Task prompt: Each entry has to be copied exactly, with nothing missed.
=====
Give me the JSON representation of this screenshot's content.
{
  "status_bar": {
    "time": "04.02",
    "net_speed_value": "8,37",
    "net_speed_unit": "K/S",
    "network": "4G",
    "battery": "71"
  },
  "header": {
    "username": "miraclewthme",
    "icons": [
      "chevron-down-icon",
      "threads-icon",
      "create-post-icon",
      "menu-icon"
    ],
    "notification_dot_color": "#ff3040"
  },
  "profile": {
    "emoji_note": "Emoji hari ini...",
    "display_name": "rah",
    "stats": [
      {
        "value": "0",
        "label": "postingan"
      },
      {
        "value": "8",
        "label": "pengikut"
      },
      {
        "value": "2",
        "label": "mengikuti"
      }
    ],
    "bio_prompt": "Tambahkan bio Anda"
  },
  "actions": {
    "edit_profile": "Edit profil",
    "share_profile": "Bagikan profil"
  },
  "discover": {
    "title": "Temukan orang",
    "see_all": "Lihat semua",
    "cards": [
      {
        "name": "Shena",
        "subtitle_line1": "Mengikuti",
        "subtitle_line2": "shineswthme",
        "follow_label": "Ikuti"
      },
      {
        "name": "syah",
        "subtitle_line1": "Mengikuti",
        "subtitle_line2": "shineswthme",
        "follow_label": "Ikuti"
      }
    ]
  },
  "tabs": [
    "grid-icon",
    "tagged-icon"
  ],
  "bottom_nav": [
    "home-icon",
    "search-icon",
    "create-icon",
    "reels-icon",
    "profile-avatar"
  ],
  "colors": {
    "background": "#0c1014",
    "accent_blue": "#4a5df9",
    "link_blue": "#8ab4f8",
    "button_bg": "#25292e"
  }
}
=====
Reply to the exercise:
Give me the JSON representation of this screenshot's content.
{
  "status_bar": {
    "time": "04.02",
    "net_speed_value": "8,37",
    "net_speed_unit": "K/S",
    "network": "4G",
    "battery": "71"
  },
  "header": {
    "username": "miraclewthme",
    "icons": [
      "chevron-down-icon",
      "threads-icon",
      "create-post-icon",
      "menu-icon"
    ],
    "notification_dot_color": "#ff3040"
  },
  "profile": {
    "emoji_note": "Emoji hari ini...",
    "display_name": "rah",
    "stats": [
      {
        "value": "0",
        "label": "postingan"
      },
      {
        "value": "8",
        "label": "pengikut"
      },
      {
        "value": "2",
        "label": "mengikuti"
      }
    ],
    "bio_prompt": "Tambahkan bio Anda"
  },
  "actions": {
    "edit_profile": "Edit profil",
    "share_profile": "Bagikan profil"
  },
  "discover": {
    "title": "Temukan orang",
    "see_all": "Lihat semua",
    "cards": [
      {
        "name": "Shena",
        "subtitle_line1": "Mengikuti",
        "subtitle_line2": "shineswthme",
        "follow_label": "Ikuti"
      },
      {
        "name": "syah",
        "subtitle_line1": "Mengikuti",
        "subtitle_line2": "shineswthme",
        "follow_label": "Ikuti"
      }
    ]
  },
  "tabs": [
    "grid-icon",
    "tagged-icon"
  ],
  "bottom_nav": [
    "home-icon",
    "search-icon",
    "create-icon",
    "reels-icon",
    "profile-avatar"
  ],
  "colors": {
    "background": "#0c1014",
    "accent_blue": "#4a5df9",
    "link_blue": "#8ab4f8",
    "button_bg": "#25292e"
  }
}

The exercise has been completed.